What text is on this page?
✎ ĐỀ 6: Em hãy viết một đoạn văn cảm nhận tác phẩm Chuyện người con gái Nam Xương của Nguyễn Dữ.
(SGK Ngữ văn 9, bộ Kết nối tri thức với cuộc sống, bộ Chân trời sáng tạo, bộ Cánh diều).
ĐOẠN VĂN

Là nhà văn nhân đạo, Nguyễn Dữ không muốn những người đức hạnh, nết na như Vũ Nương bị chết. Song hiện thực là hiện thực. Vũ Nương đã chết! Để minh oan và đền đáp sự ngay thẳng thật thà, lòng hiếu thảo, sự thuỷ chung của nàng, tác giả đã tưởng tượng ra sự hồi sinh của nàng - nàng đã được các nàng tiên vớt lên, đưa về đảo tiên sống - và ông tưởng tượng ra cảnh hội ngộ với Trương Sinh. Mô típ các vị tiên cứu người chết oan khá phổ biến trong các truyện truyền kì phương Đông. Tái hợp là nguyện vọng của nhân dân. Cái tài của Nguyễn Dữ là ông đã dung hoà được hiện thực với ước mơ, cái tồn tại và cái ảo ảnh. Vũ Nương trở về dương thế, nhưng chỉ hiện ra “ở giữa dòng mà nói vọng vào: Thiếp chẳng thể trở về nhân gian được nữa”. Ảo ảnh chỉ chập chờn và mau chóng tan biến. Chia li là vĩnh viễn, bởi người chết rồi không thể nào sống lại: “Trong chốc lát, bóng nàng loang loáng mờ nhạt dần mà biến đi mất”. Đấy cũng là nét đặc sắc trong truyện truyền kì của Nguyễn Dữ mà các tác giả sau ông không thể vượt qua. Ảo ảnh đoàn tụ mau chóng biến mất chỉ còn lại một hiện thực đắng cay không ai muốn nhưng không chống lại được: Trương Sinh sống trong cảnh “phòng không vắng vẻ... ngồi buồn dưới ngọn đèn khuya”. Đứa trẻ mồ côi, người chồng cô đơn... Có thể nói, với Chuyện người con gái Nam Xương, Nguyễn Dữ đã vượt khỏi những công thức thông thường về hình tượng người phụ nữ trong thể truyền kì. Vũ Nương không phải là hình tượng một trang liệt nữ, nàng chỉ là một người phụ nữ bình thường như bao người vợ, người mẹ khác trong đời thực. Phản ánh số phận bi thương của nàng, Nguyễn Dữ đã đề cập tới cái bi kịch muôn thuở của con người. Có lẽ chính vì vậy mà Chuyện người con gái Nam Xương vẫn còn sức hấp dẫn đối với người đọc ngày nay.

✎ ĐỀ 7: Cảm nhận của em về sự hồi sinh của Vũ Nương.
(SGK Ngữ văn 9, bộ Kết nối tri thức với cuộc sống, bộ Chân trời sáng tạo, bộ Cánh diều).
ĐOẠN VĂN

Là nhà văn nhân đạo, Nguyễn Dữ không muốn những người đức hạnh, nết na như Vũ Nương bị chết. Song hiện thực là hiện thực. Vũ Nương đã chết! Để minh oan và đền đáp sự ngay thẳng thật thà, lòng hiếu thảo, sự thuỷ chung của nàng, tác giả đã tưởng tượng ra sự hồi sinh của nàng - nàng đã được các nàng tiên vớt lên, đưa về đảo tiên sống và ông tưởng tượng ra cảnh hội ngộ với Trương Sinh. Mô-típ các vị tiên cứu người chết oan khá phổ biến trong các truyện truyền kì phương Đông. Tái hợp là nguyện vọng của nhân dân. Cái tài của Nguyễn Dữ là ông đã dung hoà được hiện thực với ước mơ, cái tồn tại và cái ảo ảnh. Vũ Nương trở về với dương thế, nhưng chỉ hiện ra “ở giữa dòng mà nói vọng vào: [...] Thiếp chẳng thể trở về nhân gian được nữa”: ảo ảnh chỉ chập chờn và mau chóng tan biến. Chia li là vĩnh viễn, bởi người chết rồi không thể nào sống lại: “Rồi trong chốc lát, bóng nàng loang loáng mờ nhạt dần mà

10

* [Stated goal]:
Extract every line containing the string "nhận" from the data above.

* [Complete response]:
✎ ĐỀ 6: Em hãy viết một đoạn văn cảm nhận tác phẩm Chuyện người con gái Nam Xương của Nguyễn Dữ.
✎ ĐỀ 7: Cảm nhận của em về sự hồi sinh của Vũ Nương.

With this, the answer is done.